Work required:
Extract each line from the entries below that has the string "Input" in it.

Dataset items:
*****

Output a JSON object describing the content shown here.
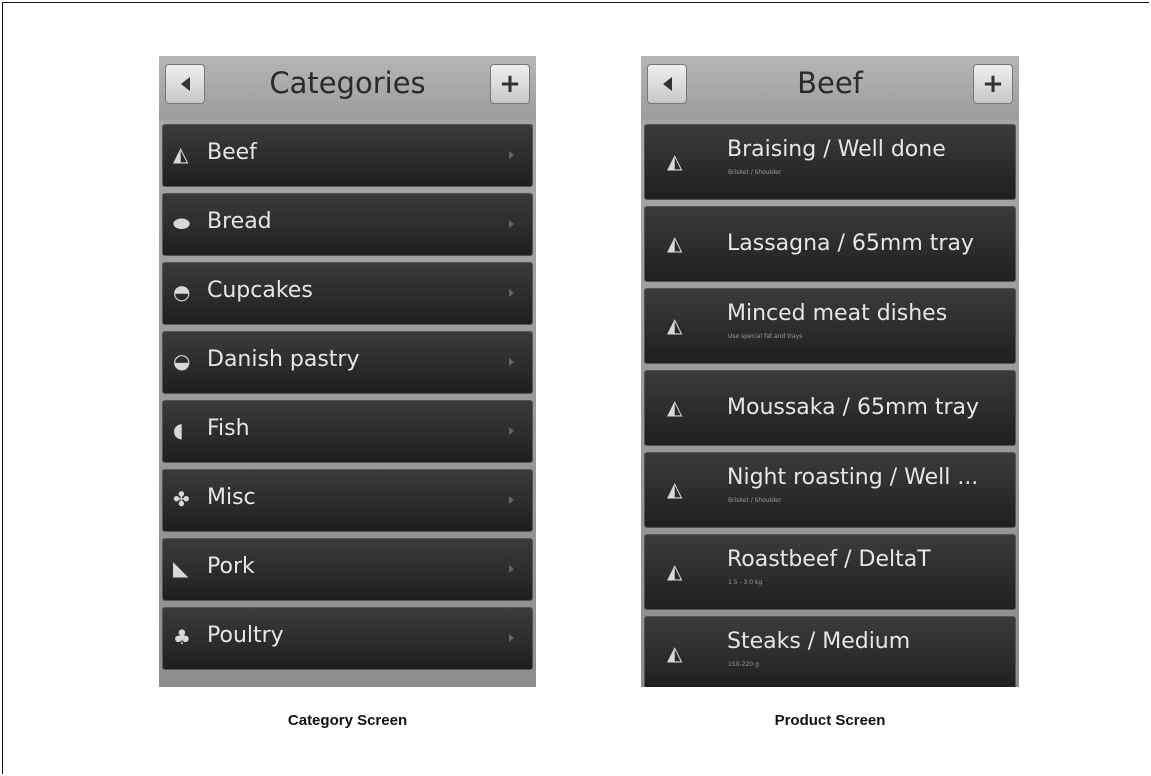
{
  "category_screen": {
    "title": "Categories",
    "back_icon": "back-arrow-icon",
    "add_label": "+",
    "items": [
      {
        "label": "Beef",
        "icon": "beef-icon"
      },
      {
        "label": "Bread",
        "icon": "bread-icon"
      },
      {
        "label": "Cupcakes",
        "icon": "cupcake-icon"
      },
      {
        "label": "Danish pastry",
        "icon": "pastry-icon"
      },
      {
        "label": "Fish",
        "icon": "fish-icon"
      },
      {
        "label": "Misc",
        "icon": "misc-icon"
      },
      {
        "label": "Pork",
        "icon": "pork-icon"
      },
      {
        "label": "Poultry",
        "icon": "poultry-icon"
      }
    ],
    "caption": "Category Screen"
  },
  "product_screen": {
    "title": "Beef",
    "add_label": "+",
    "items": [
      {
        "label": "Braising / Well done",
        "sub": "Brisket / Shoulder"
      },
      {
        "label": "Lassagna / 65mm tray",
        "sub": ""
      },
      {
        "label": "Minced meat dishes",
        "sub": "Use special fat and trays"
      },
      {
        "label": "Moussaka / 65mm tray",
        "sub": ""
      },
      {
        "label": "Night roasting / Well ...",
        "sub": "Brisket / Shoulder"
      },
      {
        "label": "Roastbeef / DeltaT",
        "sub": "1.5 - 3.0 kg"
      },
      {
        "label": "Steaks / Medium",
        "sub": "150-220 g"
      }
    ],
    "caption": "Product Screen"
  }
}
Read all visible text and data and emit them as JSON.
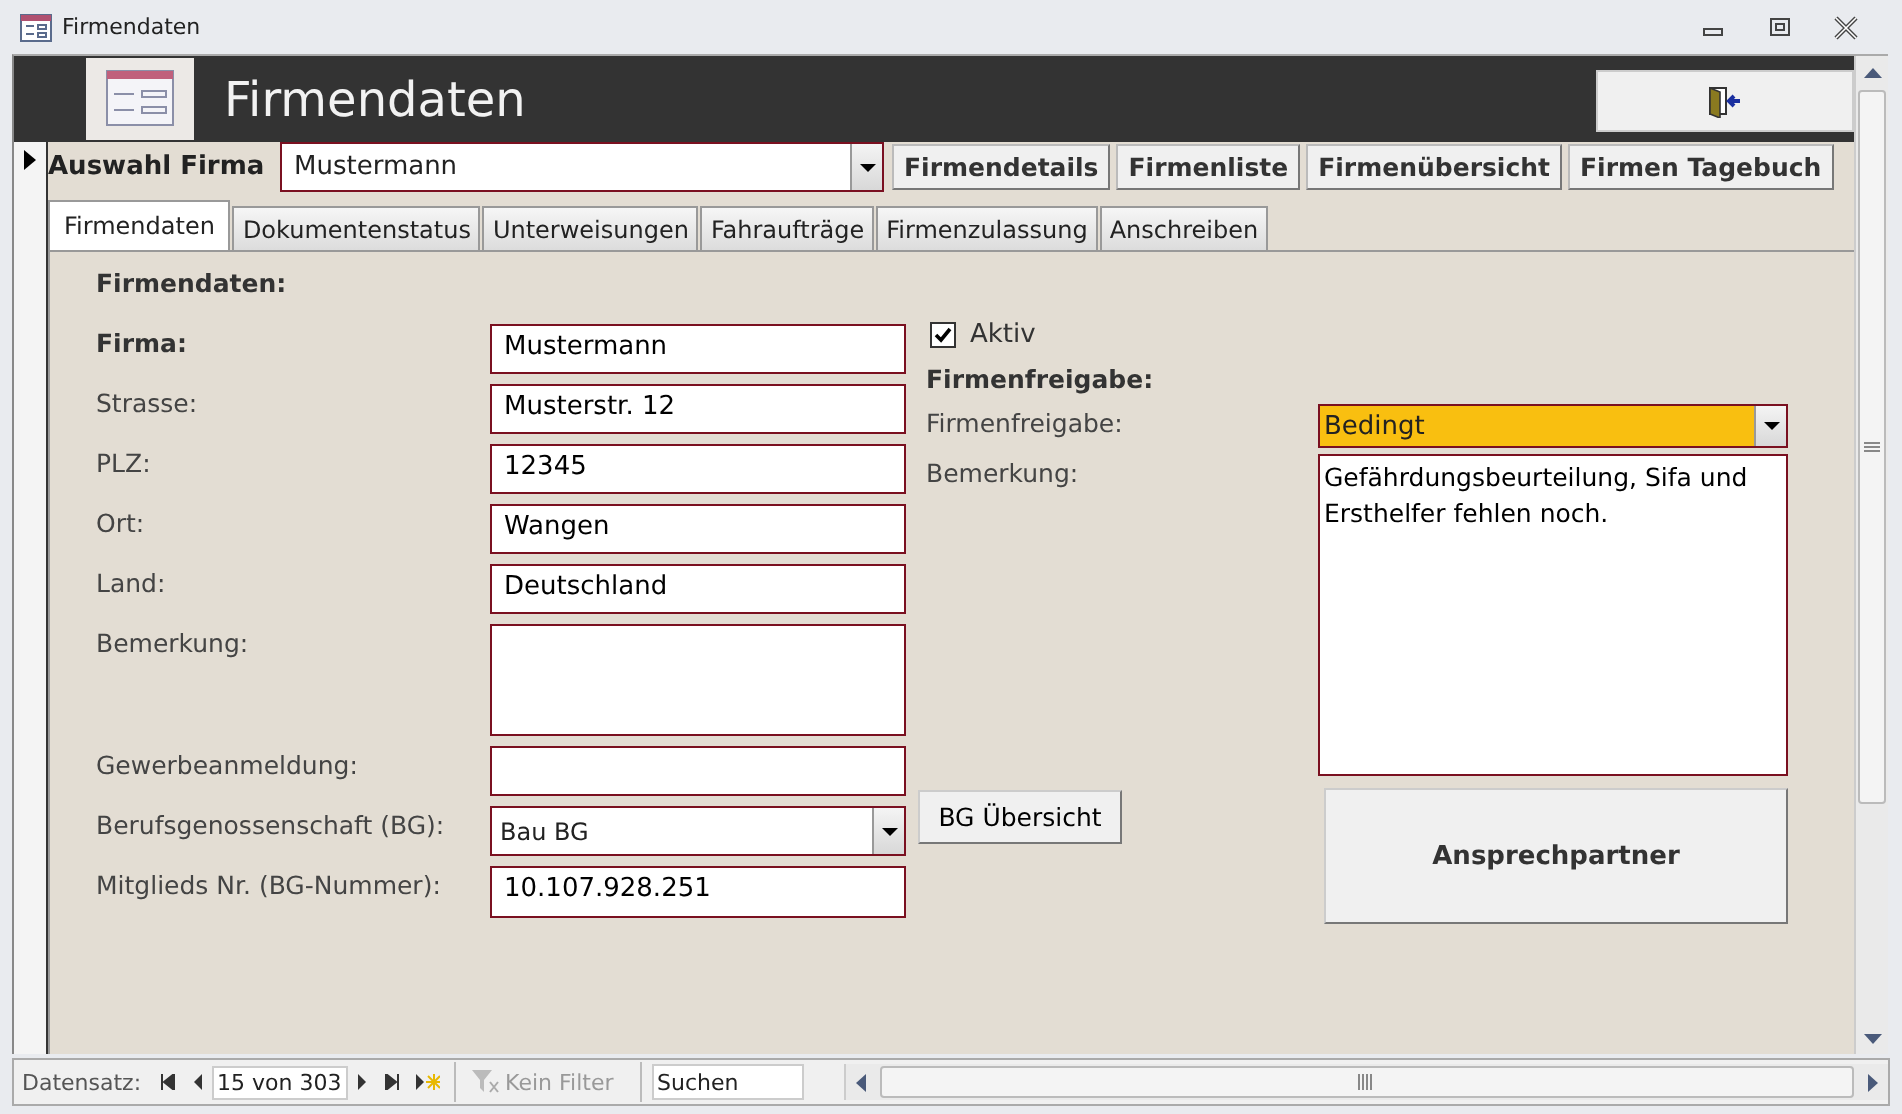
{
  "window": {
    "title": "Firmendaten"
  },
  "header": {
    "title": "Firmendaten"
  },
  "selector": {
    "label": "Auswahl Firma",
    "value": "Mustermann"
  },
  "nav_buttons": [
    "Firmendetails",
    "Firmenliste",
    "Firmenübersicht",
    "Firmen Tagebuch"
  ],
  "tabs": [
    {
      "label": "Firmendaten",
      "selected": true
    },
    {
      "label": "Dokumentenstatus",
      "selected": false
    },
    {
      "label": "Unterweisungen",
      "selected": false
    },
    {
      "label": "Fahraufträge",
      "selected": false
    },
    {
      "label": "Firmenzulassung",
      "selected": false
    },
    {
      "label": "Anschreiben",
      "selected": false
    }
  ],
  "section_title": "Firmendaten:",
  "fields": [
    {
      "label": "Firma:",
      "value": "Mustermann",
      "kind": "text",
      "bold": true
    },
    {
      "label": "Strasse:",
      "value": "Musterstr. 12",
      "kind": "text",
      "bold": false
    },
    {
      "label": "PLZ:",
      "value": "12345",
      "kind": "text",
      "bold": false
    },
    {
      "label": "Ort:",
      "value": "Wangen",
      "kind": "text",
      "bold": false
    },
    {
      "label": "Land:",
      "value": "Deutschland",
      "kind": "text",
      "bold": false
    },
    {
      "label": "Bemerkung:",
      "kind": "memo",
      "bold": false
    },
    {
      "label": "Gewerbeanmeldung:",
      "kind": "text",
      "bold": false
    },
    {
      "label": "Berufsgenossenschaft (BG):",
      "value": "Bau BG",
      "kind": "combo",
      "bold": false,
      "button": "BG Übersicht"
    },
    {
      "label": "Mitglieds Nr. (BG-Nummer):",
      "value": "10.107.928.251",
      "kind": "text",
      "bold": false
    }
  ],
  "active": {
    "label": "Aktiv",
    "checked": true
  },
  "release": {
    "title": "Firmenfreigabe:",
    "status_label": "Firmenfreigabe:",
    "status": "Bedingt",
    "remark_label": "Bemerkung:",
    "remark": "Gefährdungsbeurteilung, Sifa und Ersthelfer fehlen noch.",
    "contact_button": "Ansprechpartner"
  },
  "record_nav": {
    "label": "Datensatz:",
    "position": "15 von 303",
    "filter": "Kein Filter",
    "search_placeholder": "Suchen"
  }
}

*****

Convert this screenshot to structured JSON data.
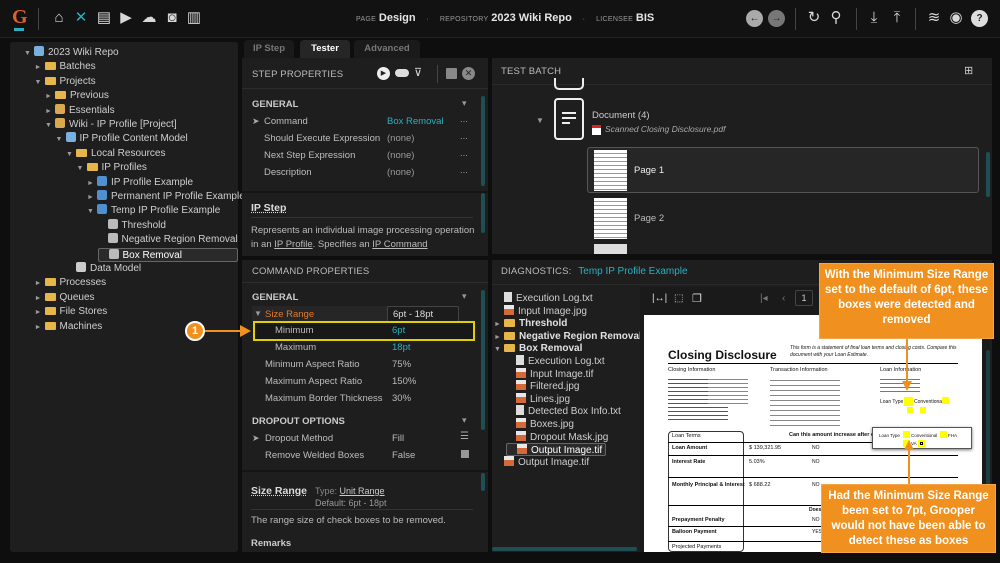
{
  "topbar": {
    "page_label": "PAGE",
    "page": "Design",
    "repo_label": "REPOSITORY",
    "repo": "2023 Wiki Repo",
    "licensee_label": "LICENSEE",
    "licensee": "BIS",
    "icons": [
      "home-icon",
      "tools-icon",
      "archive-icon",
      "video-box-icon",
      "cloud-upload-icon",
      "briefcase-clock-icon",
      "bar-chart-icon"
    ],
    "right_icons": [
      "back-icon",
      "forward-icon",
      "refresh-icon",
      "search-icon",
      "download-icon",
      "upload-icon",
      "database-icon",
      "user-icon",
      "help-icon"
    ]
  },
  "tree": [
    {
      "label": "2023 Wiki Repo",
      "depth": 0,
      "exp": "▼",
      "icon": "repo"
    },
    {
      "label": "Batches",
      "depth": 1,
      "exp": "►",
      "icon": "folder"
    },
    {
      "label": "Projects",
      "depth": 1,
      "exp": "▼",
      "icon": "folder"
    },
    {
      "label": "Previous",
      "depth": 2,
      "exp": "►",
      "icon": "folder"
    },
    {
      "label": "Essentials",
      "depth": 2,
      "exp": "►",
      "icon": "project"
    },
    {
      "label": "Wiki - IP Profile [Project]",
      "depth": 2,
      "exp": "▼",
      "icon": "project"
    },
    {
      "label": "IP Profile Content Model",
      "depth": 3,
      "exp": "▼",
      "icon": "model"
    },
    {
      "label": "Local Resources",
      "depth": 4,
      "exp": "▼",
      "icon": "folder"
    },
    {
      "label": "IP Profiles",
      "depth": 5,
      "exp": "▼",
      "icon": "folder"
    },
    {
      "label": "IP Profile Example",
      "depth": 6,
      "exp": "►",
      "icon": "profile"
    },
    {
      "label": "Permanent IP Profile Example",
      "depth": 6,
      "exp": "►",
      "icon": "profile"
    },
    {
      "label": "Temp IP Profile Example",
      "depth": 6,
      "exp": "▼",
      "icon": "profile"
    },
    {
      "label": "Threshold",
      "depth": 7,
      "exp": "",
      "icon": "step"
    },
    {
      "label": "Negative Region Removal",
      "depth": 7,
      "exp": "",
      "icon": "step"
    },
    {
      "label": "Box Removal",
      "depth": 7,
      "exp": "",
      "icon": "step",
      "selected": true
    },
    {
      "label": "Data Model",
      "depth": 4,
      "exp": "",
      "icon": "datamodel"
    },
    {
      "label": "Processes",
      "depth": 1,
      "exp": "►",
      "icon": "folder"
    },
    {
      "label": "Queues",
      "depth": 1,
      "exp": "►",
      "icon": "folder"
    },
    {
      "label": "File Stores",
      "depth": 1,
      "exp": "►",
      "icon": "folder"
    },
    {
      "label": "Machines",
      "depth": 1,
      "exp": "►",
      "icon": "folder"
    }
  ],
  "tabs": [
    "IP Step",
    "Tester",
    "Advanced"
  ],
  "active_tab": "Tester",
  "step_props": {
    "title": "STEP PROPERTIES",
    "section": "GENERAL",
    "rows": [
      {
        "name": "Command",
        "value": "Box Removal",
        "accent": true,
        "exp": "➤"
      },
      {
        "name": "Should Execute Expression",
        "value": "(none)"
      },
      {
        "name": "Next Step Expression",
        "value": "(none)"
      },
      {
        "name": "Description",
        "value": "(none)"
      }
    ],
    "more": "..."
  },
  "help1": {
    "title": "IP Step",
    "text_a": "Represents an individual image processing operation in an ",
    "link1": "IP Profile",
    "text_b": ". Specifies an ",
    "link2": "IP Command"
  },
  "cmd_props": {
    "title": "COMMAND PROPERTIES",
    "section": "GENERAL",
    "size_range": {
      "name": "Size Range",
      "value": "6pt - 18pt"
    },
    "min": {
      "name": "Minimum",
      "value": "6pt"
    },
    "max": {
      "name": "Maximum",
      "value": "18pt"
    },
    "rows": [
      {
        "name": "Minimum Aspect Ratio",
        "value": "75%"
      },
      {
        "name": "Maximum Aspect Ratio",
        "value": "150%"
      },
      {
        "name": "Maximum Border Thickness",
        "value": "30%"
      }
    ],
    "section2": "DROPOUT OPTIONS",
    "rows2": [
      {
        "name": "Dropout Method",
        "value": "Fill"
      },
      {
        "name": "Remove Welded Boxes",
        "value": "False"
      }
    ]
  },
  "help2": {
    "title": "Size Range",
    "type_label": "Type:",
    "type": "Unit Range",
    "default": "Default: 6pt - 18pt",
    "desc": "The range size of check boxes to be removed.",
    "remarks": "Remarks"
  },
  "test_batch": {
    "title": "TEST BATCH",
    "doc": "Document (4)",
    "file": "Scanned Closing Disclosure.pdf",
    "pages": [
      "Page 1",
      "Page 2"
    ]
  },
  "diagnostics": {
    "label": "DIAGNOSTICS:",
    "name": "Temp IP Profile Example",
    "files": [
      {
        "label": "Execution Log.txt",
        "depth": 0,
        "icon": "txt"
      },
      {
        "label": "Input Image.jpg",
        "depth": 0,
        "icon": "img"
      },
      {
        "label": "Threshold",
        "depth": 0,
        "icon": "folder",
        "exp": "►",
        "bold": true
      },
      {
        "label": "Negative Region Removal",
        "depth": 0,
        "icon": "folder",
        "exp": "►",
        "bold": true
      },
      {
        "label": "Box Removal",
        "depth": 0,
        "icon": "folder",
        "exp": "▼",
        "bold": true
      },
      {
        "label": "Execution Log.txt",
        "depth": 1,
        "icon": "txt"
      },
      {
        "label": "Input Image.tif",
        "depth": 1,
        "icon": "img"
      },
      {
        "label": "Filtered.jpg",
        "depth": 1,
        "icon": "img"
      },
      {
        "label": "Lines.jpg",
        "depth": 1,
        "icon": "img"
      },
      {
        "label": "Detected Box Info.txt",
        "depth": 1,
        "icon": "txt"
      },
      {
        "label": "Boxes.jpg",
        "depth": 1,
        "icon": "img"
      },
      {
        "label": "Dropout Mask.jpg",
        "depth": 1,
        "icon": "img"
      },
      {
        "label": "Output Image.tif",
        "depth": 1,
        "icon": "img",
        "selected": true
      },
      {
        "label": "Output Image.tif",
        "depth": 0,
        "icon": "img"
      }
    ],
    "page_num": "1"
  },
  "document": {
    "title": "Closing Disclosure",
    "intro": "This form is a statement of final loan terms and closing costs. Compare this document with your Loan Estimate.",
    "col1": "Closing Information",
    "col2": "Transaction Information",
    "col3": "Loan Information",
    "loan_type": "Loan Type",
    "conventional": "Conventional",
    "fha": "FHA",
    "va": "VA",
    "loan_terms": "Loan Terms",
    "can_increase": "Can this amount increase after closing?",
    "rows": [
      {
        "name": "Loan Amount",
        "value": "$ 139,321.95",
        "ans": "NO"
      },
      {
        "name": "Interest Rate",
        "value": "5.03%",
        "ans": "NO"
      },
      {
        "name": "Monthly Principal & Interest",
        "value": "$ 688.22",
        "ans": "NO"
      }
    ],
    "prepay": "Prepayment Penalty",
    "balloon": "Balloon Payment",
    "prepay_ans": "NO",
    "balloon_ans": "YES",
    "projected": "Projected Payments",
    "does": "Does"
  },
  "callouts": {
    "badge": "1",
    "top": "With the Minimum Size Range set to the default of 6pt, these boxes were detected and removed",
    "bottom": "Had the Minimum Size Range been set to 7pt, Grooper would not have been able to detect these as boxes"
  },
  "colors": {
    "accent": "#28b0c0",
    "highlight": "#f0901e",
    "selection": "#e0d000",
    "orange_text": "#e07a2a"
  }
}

*****

Solved exercise:
        "label": "Input Image.jpg",
        "label": "Input Image.tif",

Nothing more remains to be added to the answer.